*Task objective:* Among the lines below, list those containing the string "Material".

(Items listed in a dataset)

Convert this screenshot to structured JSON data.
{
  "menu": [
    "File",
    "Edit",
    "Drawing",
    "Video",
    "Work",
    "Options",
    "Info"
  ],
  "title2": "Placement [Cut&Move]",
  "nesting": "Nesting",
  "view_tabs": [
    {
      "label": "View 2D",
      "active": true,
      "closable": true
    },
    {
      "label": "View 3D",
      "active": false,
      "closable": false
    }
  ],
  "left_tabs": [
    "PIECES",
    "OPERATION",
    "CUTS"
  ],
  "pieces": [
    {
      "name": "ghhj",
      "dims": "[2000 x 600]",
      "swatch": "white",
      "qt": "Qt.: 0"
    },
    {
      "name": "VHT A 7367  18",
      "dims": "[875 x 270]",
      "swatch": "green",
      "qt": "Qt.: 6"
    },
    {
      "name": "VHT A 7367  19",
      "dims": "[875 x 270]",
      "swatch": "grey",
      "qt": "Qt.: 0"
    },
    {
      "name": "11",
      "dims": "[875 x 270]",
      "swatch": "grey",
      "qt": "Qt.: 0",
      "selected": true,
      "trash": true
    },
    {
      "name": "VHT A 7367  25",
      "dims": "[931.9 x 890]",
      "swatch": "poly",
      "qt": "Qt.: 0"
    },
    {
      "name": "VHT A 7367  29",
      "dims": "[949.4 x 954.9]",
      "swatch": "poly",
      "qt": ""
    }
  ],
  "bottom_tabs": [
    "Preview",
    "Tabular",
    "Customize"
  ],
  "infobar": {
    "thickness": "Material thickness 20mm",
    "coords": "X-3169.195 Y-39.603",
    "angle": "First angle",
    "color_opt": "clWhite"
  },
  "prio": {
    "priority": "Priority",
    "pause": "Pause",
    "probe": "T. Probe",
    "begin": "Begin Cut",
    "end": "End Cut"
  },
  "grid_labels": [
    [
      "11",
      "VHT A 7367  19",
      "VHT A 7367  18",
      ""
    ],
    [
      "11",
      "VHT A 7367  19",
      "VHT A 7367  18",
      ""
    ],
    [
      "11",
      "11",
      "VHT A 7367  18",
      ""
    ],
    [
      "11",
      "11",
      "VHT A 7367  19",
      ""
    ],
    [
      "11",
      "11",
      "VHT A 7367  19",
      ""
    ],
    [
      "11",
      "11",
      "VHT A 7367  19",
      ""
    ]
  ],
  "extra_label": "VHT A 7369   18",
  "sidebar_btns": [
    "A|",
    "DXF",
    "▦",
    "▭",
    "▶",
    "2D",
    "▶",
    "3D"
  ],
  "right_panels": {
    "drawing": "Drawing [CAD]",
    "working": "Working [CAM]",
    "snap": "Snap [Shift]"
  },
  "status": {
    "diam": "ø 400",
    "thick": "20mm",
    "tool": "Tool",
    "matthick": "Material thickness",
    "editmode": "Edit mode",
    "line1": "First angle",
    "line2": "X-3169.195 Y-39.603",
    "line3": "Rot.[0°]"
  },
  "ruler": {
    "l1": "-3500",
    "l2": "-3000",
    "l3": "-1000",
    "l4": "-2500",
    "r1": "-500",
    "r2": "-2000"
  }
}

*Finished exercise:*
    "thickness": "Material thickness 20mm",
    "matthick": "Material thickness",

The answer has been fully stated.